**Short exercise**
In the copy, include every entry exactly but none of the pictures.

**Data listing**

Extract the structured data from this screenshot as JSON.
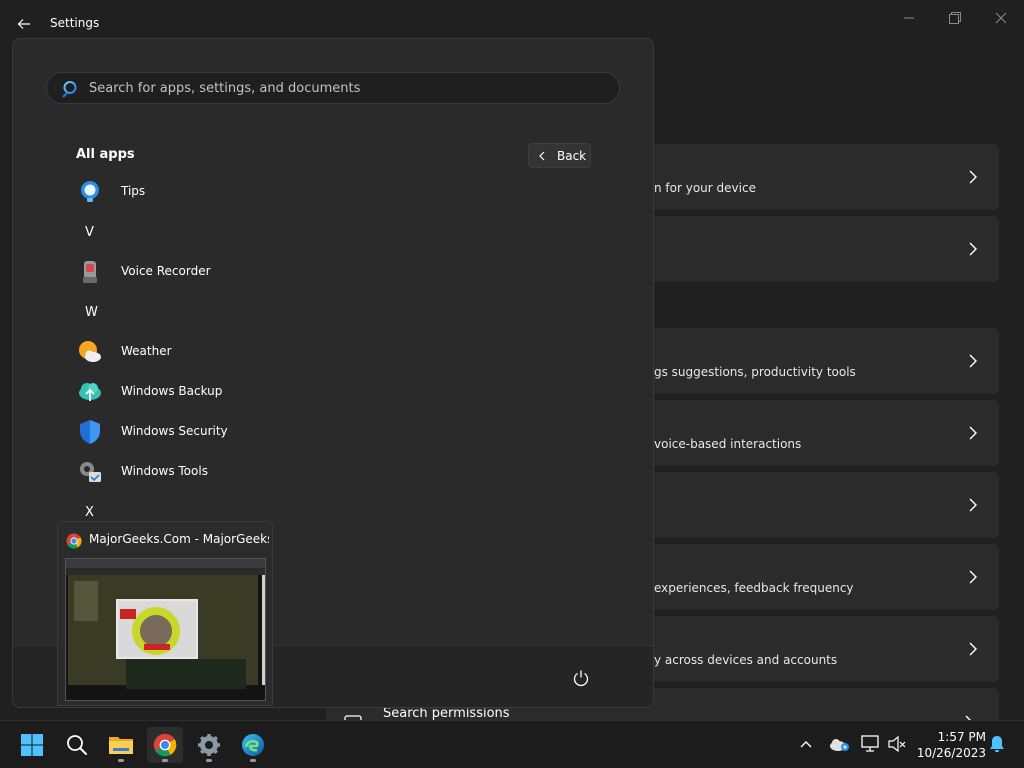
{
  "window": {
    "title": "Settings"
  },
  "settings_rows": [
    {
      "desc": "n for your device"
    },
    {
      "desc": ""
    },
    {
      "desc": "gs suggestions, productivity tools"
    },
    {
      "desc": "voice-based interactions"
    },
    {
      "desc": ""
    },
    {
      "desc": "experiences, feedback frequency"
    },
    {
      "desc": "y across devices and accounts"
    }
  ],
  "search_permissions": {
    "label": "Search permissions"
  },
  "start_menu": {
    "search": {
      "placeholder": "Search for apps, settings, and documents",
      "value": ""
    },
    "all_apps_title": "All apps",
    "back_label": "Back",
    "entries": [
      {
        "type": "app",
        "label": "Tips",
        "icon": "tips-icon"
      },
      {
        "type": "letter",
        "label": "V"
      },
      {
        "type": "app",
        "label": "Voice Recorder",
        "icon": "voice-recorder-icon"
      },
      {
        "type": "letter",
        "label": "W"
      },
      {
        "type": "app",
        "label": "Weather",
        "icon": "weather-icon"
      },
      {
        "type": "app",
        "label": "Windows Backup",
        "icon": "windows-backup-icon"
      },
      {
        "type": "app",
        "label": "Windows Security",
        "icon": "windows-security-icon"
      },
      {
        "type": "app",
        "label": "Windows Tools",
        "icon": "windows-tools-icon"
      },
      {
        "type": "letter",
        "label": "X"
      }
    ]
  },
  "preview": {
    "title": "MajorGeeks.Com - MajorGeeks ..."
  },
  "taskbar": {
    "apps": [
      "start-icon",
      "search-icon",
      "file-explorer-icon",
      "chrome-icon",
      "settings-icon",
      "edge-icon"
    ],
    "clock": {
      "time": "1:57 PM",
      "date": "10/26/2023"
    }
  },
  "colors": {
    "accent": "#3b82f6",
    "bg": "#202020",
    "panel": "#2a2a2a"
  }
}
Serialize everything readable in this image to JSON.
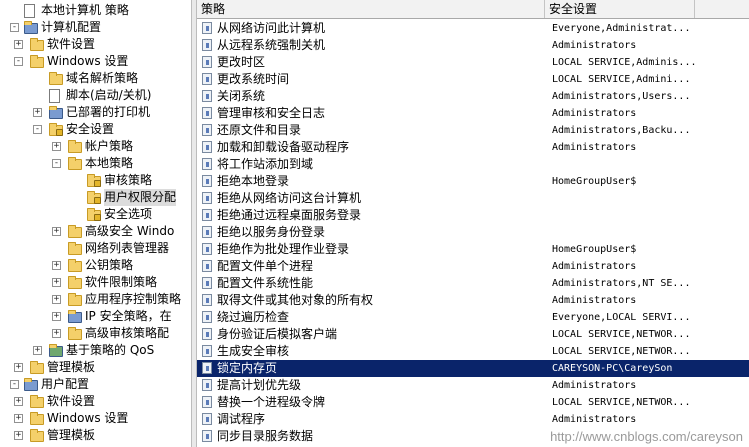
{
  "tree": [
    {
      "label": "本地计算机 策略",
      "level": 0,
      "expander": "",
      "icon": "doc-icon"
    },
    {
      "label": "计算机配置",
      "level": 0,
      "expander": "-",
      "icon": "computer-icon"
    },
    {
      "label": "软件设置",
      "level": 1,
      "expander": "+",
      "icon": "folder-icon"
    },
    {
      "label": "Windows 设置",
      "level": 1,
      "expander": "-",
      "icon": "folder-icon"
    },
    {
      "label": "域名解析策略",
      "level": 2,
      "expander": "",
      "icon": "folder-icon"
    },
    {
      "label": "脚本(启动/关机)",
      "level": 2,
      "expander": "",
      "icon": "script-icon"
    },
    {
      "label": "已部署的打印机",
      "level": 2,
      "expander": "+",
      "icon": "printer-icon"
    },
    {
      "label": "安全设置",
      "level": 2,
      "expander": "-",
      "icon": "lock-folder-icon"
    },
    {
      "label": "帐户策略",
      "level": 3,
      "expander": "+",
      "icon": "folder-icon"
    },
    {
      "label": "本地策略",
      "level": 3,
      "expander": "-",
      "icon": "folder-icon"
    },
    {
      "label": "审核策略",
      "level": 4,
      "expander": "",
      "icon": "lock-folder-icon"
    },
    {
      "label": "用户权限分配",
      "level": 4,
      "expander": "",
      "icon": "lock-folder-icon",
      "selected": true
    },
    {
      "label": "安全选项",
      "level": 4,
      "expander": "",
      "icon": "lock-folder-icon"
    },
    {
      "label": "高级安全 Windo",
      "level": 3,
      "expander": "+",
      "icon": "folder-icon"
    },
    {
      "label": "网络列表管理器",
      "level": 3,
      "expander": "",
      "icon": "folder-icon"
    },
    {
      "label": "公钥策略",
      "level": 3,
      "expander": "+",
      "icon": "folder-icon"
    },
    {
      "label": "软件限制策略",
      "level": 3,
      "expander": "+",
      "icon": "folder-icon"
    },
    {
      "label": "应用程序控制策略",
      "level": 3,
      "expander": "+",
      "icon": "folder-icon"
    },
    {
      "label": "IP 安全策略，在",
      "level": 3,
      "expander": "+",
      "icon": "shield-icon"
    },
    {
      "label": "高级审核策略配",
      "level": 3,
      "expander": "+",
      "icon": "folder-icon"
    },
    {
      "label": "基于策略的 QoS",
      "level": 2,
      "expander": "+",
      "icon": "chart-icon"
    },
    {
      "label": "管理模板",
      "level": 1,
      "expander": "+",
      "icon": "folder-icon"
    },
    {
      "label": "用户配置",
      "level": 0,
      "expander": "-",
      "icon": "user-icon"
    },
    {
      "label": "软件设置",
      "level": 1,
      "expander": "+",
      "icon": "folder-icon"
    },
    {
      "label": "Windows 设置",
      "level": 1,
      "expander": "+",
      "icon": "folder-icon"
    },
    {
      "label": "管理模板",
      "level": 1,
      "expander": "+",
      "icon": "folder-icon"
    }
  ],
  "columns": {
    "policy": "策略",
    "security": "安全设置"
  },
  "rows": [
    {
      "policy": "从网络访问此计算机",
      "value": "Everyone,Administrat..."
    },
    {
      "policy": "从远程系统强制关机",
      "value": "Administrators"
    },
    {
      "policy": "更改时区",
      "value": "LOCAL SERVICE,Adminis..."
    },
    {
      "policy": "更改系统时间",
      "value": "LOCAL SERVICE,Admini..."
    },
    {
      "policy": "关闭系统",
      "value": "Administrators,Users..."
    },
    {
      "policy": "管理审核和安全日志",
      "value": "Administrators"
    },
    {
      "policy": "还原文件和目录",
      "value": "Administrators,Backu..."
    },
    {
      "policy": "加载和卸载设备驱动程序",
      "value": "Administrators"
    },
    {
      "policy": "将工作站添加到域",
      "value": ""
    },
    {
      "policy": "拒绝本地登录",
      "value": "HomeGroupUser$"
    },
    {
      "policy": "拒绝从网络访问这台计算机",
      "value": ""
    },
    {
      "policy": "拒绝通过远程桌面服务登录",
      "value": ""
    },
    {
      "policy": "拒绝以服务身份登录",
      "value": ""
    },
    {
      "policy": "拒绝作为批处理作业登录",
      "value": "HomeGroupUser$"
    },
    {
      "policy": "配置文件单个进程",
      "value": "Administrators"
    },
    {
      "policy": "配置文件系统性能",
      "value": "Administrators,NT SE..."
    },
    {
      "policy": "取得文件或其他对象的所有权",
      "value": "Administrators"
    },
    {
      "policy": "绕过遍历检查",
      "value": "Everyone,LOCAL SERVI..."
    },
    {
      "policy": "身份验证后模拟客户端",
      "value": "LOCAL SERVICE,NETWOR..."
    },
    {
      "policy": "生成安全审核",
      "value": "LOCAL SERVICE,NETWOR..."
    },
    {
      "policy": "锁定内存页",
      "value": "CAREYSON-PC\\CareySon",
      "selected": true
    },
    {
      "policy": "提高计划优先级",
      "value": "Administrators"
    },
    {
      "policy": "替换一个进程级令牌",
      "value": "LOCAL SERVICE,NETWOR..."
    },
    {
      "policy": "调试程序",
      "value": "Administrators"
    },
    {
      "policy": "同步目录服务数据",
      "value": ""
    }
  ],
  "watermark": "http://www.cnblogs.com/careyson",
  "colors": {
    "selection": "#0a246a",
    "folder": "#f4d06a"
  }
}
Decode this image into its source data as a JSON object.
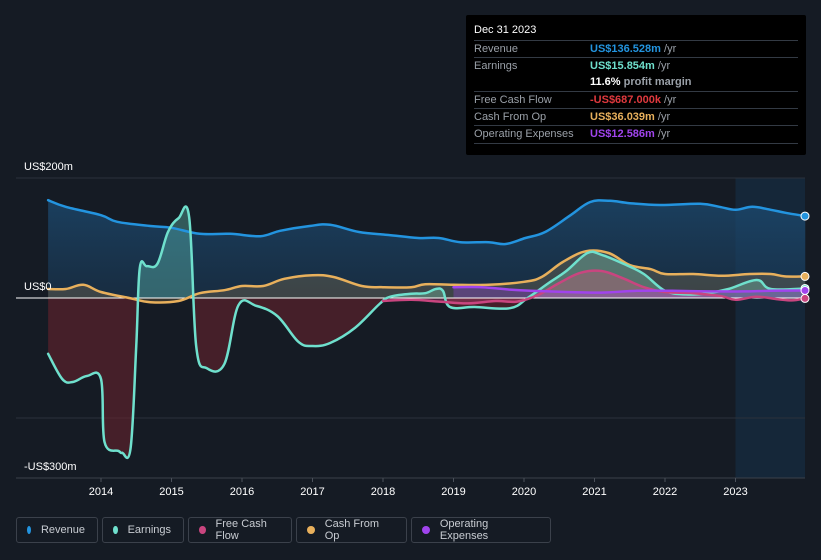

**Exercise response**
Extract the structured data from this screenshot as JSON.
{
  "window": {
    "title": "Settings"
  },
  "settings_rows": [
    {
      "desc": "n for your device"
    },
    {
      "desc": ""
    },
    {
      "desc": "gs suggestions, productivity tools"
    },
    {
      "desc": "voice-based interactions"
    },
    {
      "desc": ""
    },
    {
      "desc": "experiences, feedback frequency"
    },
    {
      "desc": "y across devices and accounts"
    }
  ],
  "search_permissions": {
    "label": "Search permissions"
  },
  "start_menu": {
    "search": {
      "placeholder": "Search for apps, settings, and documents",
      "value": ""
    },
    "all_apps_title": "All apps",
    "back_label": "Back",
    "entries": [
      {
        "type": "app",
        "label": "Tips",
        "icon": "tips-icon"
      },
      {
        "type": "letter",
        "label": "V"
      },
      {
        "type": "app",
        "label": "Voice Recorder",
        "icon": "voice-recorder-icon"
      },
      {
        "type": "letter",
        "label": "W"
      },
      {
        "type": "app",
        "label": "Weather",
        "icon": "weather-icon"
      },
      {
        "type": "app",
        "label": "Windows Backup",
        "icon": "windows-backup-icon"
      },
      {
        "type": "app",
        "label": "Windows Security",
        "icon": "windows-security-icon"
      },
      {
        "type": "app",
        "label": "Windows Tools",
        "icon": "windows-tools-icon"
      },
      {
        "type": "letter",
        "label": "X"
      }
    ]
  },
  "preview": {
    "title": "MajorGeeks.Com - MajorGeeks ..."
  },
  "taskbar": {
    "apps": [
      "start-icon",
      "search-icon",
      "file-explorer-icon",
      "chrome-icon",
      "settings-icon",
      "edge-icon"
    ],
    "clock": {
      "time": "1:57 PM",
      "date": "10/26/2023"
    }
  },
  "colors": {
    "accent": "#3b82f6",
    "bg": "#202020",
    "panel": "#2a2a2a"
  }
}
Serialize everything readable in this image to JSON.
{
  "tree": [
    {
      "label": "本地计算机 策略",
      "level": 0,
      "expander": "",
      "icon": "doc-icon"
    },
    {
      "label": "计算机配置",
      "level": 0,
      "expander": "-",
      "icon": "computer-icon"
    },
    {
      "label": "软件设置",
      "level": 1,
      "expander": "+",
      "icon": "folder-icon"
    },
    {
      "label": "Windows 设置",
      "level": 1,
      "expander": "-",
      "icon": "folder-icon"
    },
    {
      "label": "域名解析策略",
      "level": 2,
      "expander": "",
      "icon": "folder-icon"
    },
    {
      "label": "脚本(启动/关机)",
      "level": 2,
      "expander": "",
      "icon": "script-icon"
    },
    {
      "label": "已部署的打印机",
      "level": 2,
      "expander": "+",
      "icon": "printer-icon"
    },
    {
      "label": "安全设置",
      "level": 2,
      "expander": "-",
      "icon": "lock-folder-icon"
    },
    {
      "label": "帐户策略",
      "level": 3,
      "expander": "+",
      "icon": "folder-icon"
    },
    {
      "label": "本地策略",
      "level": 3,
      "expander": "-",
      "icon": "folder-icon"
    },
    {
      "label": "审核策略",
      "level": 4,
      "expander": "",
      "icon": "lock-folder-icon"
    },
    {
      "label": "用户权限分配",
      "level": 4,
      "expander": "",
      "icon": "lock-folder-icon",
      "selected": true
    },
    {
      "label": "安全选项",
      "level": 4,
      "expander": "",
      "icon": "lock-folder-icon"
    },
    {
      "label": "高级安全 Windo",
      "level": 3,
      "expander": "+",
      "icon": "folder-icon"
    },
    {
      "label": "网络列表管理器",
      "level": 3,
      "expander": "",
      "icon": "folder-icon"
    },
    {
      "label": "公钥策略",
      "level": 3,
      "expander": "+",
      "icon": "folder-icon"
    },
    {
      "label": "软件限制策略",
      "level": 3,
      "expander": "+",
      "icon": "folder-icon"
    },
    {
      "label": "应用程序控制策略",
      "level": 3,
      "expander": "+",
      "icon": "folder-icon"
    },
    {
      "label": "IP 安全策略，在",
      "level": 3,
      "expander": "+",
      "icon": "shield-icon"
    },
    {
      "label": "高级审核策略配",
      "level": 3,
      "expander": "+",
      "icon": "folder-icon"
    },
    {
      "label": "基于策略的 QoS",
      "level": 2,
      "expander": "+",
      "icon": "chart-icon"
    },
    {
      "label": "管理模板",
      "level": 1,
      "expander": "+",
      "icon": "folder-icon"
    },
    {
      "label": "用户配置",
      "level": 0,
      "expander": "-",
      "icon": "user-icon"
    },
    {
      "label": "软件设置",
      "level": 1,
      "expander": "+",
      "icon": "folder-icon"
    },
    {
      "label": "Windows 设置",
      "level": 1,
      "expander": "+",
      "icon": "folder-icon"
    },
    {
      "label": "管理模板",
      "level": 1,
      "expander": "+",
      "icon": "folder-icon"
    }
  ],
  "columns": {
    "policy": "策略",
    "security": "安全设置"
  },
  "rows": [
    {
      "policy": "从网络访问此计算机",
      "value": "Everyone,Administrat..."
    },
    {
      "policy": "从远程系统强制关机",
      "value": "Administrators"
    },
    {
      "policy": "更改时区",
      "value": "LOCAL SERVICE,Adminis..."
    },
    {
      "policy": "更改系统时间",
      "value": "LOCAL SERVICE,Admini..."
    },
    {
      "policy": "关闭系统",
      "value": "Administrators,Users..."
    },
    {
      "policy": "管理审核和安全日志",
      "value": "Administrators"
    },
    {
      "policy": "还原文件和目录",
      "value": "Administrators,Backu..."
    },
    {
      "policy": "加载和卸载设备驱动程序",
      "value": "Administrators"
    },
    {
      "policy": "将工作站添加到域",
      "value": ""
    },
    {
      "policy": "拒绝本地登录",
      "value": "HomeGroupUser$"
    },
    {
      "policy": "拒绝从网络访问这台计算机",
      "value": ""
    },
    {
      "policy": "拒绝通过远程桌面服务登录",
      "value": ""
    },
    {
      "policy": "拒绝以服务身份登录",
      "value": ""
    },
    {
      "policy": "拒绝作为批处理作业登录",
      "value": "HomeGroupUser$"
    },
    {
      "policy": "配置文件单个进程",
      "value": "Administrators"
    },
    {
      "policy": "配置文件系统性能",
      "value": "Administrators,NT SE..."
    },
    {
      "policy": "取得文件或其他对象的所有权",
      "value": "Administrators"
    },
    {
      "policy": "绕过遍历检查",
      "value": "Everyone,LOCAL SERVI..."
    },
    {
      "policy": "身份验证后模拟客户端",
      "value": "LOCAL SERVICE,NETWOR..."
    },
    {
      "policy": "生成安全审核",
      "value": "LOCAL SERVICE,NETWOR..."
    },
    {
      "policy": "锁定内存页",
      "value": "CAREYSON-PC\\CareySon",
      "selected": true
    },
    {
      "policy": "提高计划优先级",
      "value": "Administrators"
    },
    {
      "policy": "替换一个进程级令牌",
      "value": "LOCAL SERVICE,NETWOR..."
    },
    {
      "policy": "调试程序",
      "value": "Administrators"
    },
    {
      "policy": "同步目录服务数据",
      "value": ""
    }
  ],
  "watermark": "http://www.cnblogs.com/careyson",
  "colors": {
    "selection": "#0a246a",
    "folder": "#f4d06a"
  }
}
Decode this image into its source data as a JSON object.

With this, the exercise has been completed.